## STATED GOAL
For this exercise, copy out each line of the material below that includes "Schedule".

------------

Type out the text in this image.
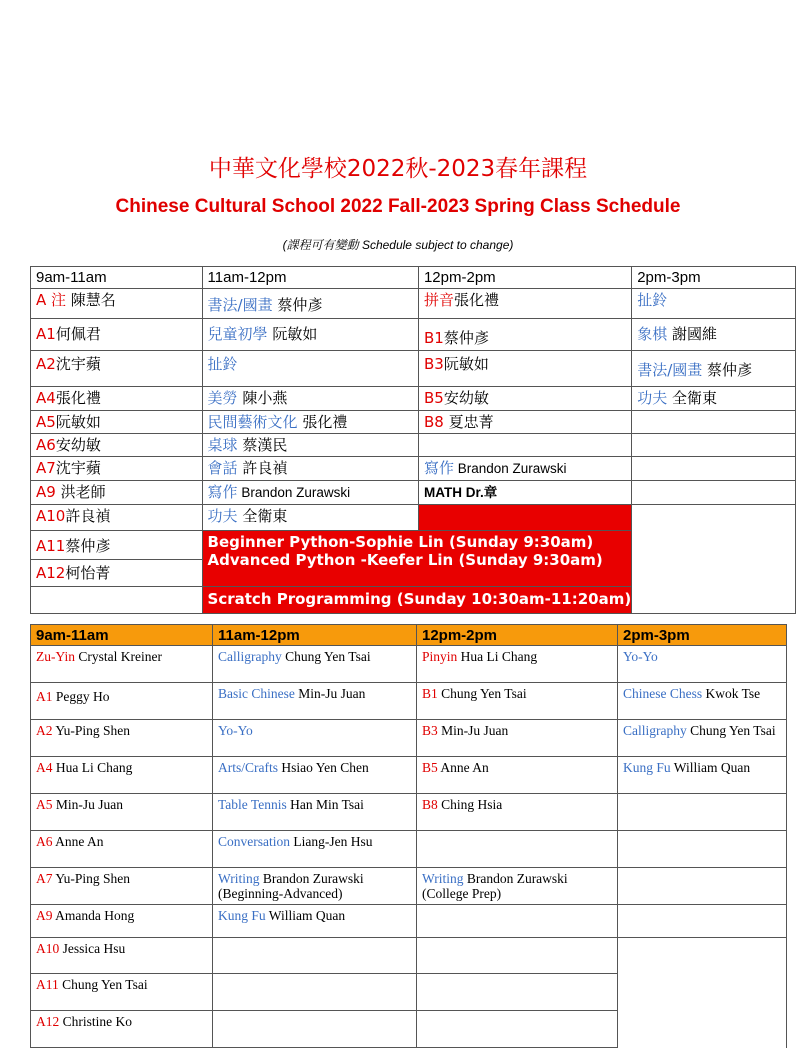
中華文化學校2022秋-2023春年課程
Chinese Cultural School 2022 Fall-2023 Spring Class Schedule
(課程可有變動 Schedule subject to change)
9am-11am	11am-12pm	12pm-2pm	2pm-3pm
A 注 陳慧名	書法/國畫 蔡仲彥	拼音張化禮	扯鈴
A1何佩君	兒童初學 阮敏如	B1蔡仲彥	象棋 謝國維
A2沈宇蘋	扯鈴	B3阮敏如	書法/國畫 蔡仲彥
A4張化禮	美勞 陳小燕	B5安幼敏	功夫 全衛東
A5阮敏如	民間藝術文化 張化禮	B8 夏忠菁	
A6安幼敏	桌球 蔡漢民		
A7沈宇蘋	會話 許良禎	寫作 Brandon Zurawski	
A9 洪老師	寫作 Brandon Zurawski	MATH Dr.章	
A10許良禎	功夫 全衛東		
A11蔡仲彥	Beginner Python-Sophie Lin (Sunday 9:30am)
Advanced Python -Keefer Lin (Sunday 9:30am)		

A12柯怡菁			
	Scratch Programming (Sunday 10:30am-11:20am)		
9am-11am	11am-12pm	12pm-2pm	2pm-3pm
Zu-Yin Crystal Kreiner	Calligraphy Chung Yen Tsai	Pinyin Hua Li Chang	Yo-Yo
A1 Peggy Ho	Basic Chinese Min-Ju Juan	B1 Chung Yen Tsai	Chinese Chess Kwok Tse
A2 Yu-Ping Shen	Yo-Yo	B3 Min-Ju Juan	Calligraphy Chung Yen Tsai
A4 Hua Li Chang	Arts/Crafts Hsiao Yen Chen	B5 Anne An	Kung Fu William Quan
A5 Min-Ju Juan	Table Tennis Han Min Tsai	B8 Ching Hsia	
A6 Anne An	Conversation Liang-Jen Hsu		
A7 Yu-Ping Shen	Writing Brandon Zurawski (Beginning-Advanced)	Writing Brandon Zurawski (College Prep)	
A9 Amanda Hong	Kung Fu William Quan		
A10 Jessica Hsu			
A11 Chung Yen Tsai			
A12 Christine Ko			
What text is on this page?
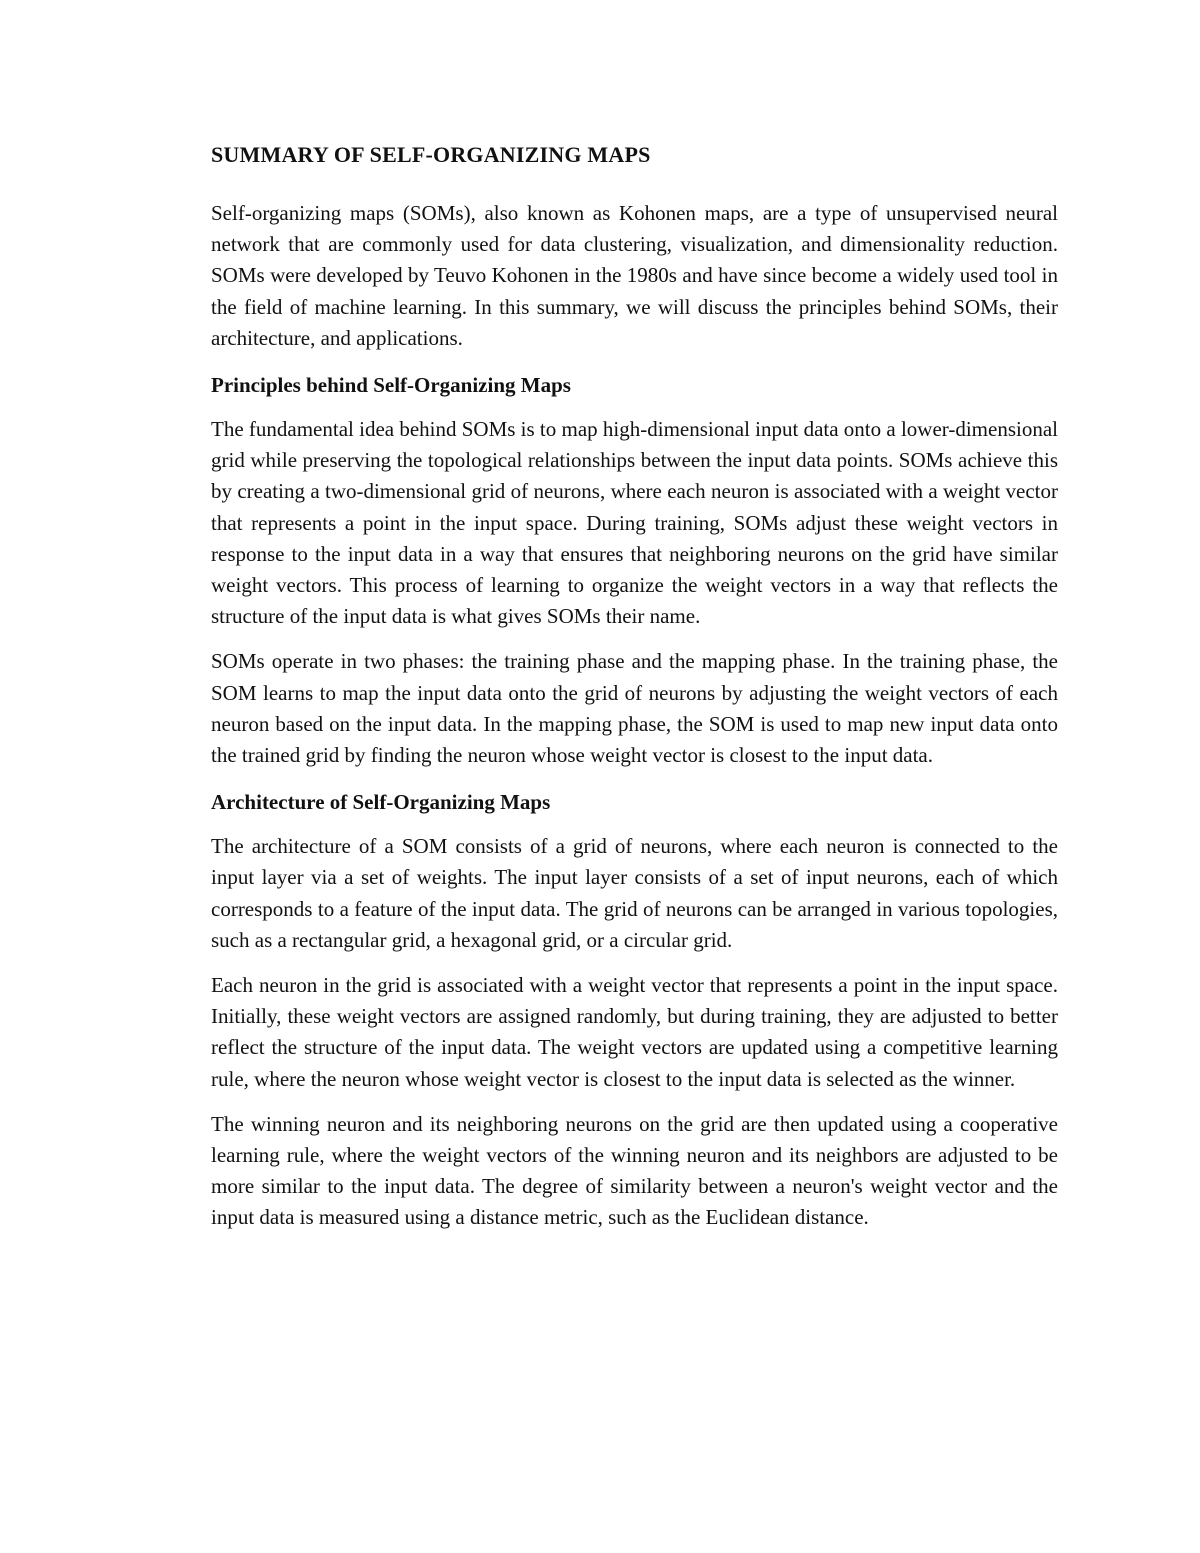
SUMMARY OF SELF-ORGANIZING MAPS

Self-organizing maps (SOMs), also known as Kohonen maps, are a type of unsupervised neural network that are commonly used for data clustering, visualization, and dimensionality reduction. SOMs were developed by Teuvo Kohonen in the 1980s and have since become a widely used tool in the field of machine learning. In this summary, we will discuss the principles behind SOMs, their architecture, and applications.

Principles behind Self-Organizing Maps

The fundamental idea behind SOMs is to map high-dimensional input data onto a lower-dimensional grid while preserving the topological relationships between the input data points. SOMs achieve this by creating a two-dimensional grid of neurons, where each neuron is associated with a weight vector that represents a point in the input space. During training, SOMs adjust these weight vectors in response to the input data in a way that ensures that neighboring neurons on the grid have similar weight vectors. This process of learning to organize the weight vectors in a way that reflects the structure of the input data is what gives SOMs their name.

SOMs operate in two phases: the training phase and the mapping phase. In the training phase, the SOM learns to map the input data onto the grid of neurons by adjusting the weight vectors of each neuron based on the input data. In the mapping phase, the SOM is used to map new input data onto the trained grid by finding the neuron whose weight vector is closest to the input data.

Architecture of Self-Organizing Maps

The architecture of a SOM consists of a grid of neurons, where each neuron is connected to the input layer via a set of weights. The input layer consists of a set of input neurons, each of which corresponds to a feature of the input data. The grid of neurons can be arranged in various topologies, such as a rectangular grid, a hexagonal grid, or a circular grid.

Each neuron in the grid is associated with a weight vector that represents a point in the input space. Initially, these weight vectors are assigned randomly, but during training, they are adjusted to better reflect the structure of the input data. The weight vectors are updated using a competitive learning rule, where the neuron whose weight vector is closest to the input data is selected as the winner.

The winning neuron and its neighboring neurons on the grid are then updated using a cooperative learning rule, where the weight vectors of the winning neuron and its neighbors are adjusted to be more similar to the input data. The degree of similarity between a neuron's weight vector and the input data is measured using a distance metric, such as the Euclidean distance.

------------

## WRITTEN SOLUTION
Chinese Cultural School 2022 Fall-2023 Spring Class Schedule
(課程可有變動 Schedule subject to change)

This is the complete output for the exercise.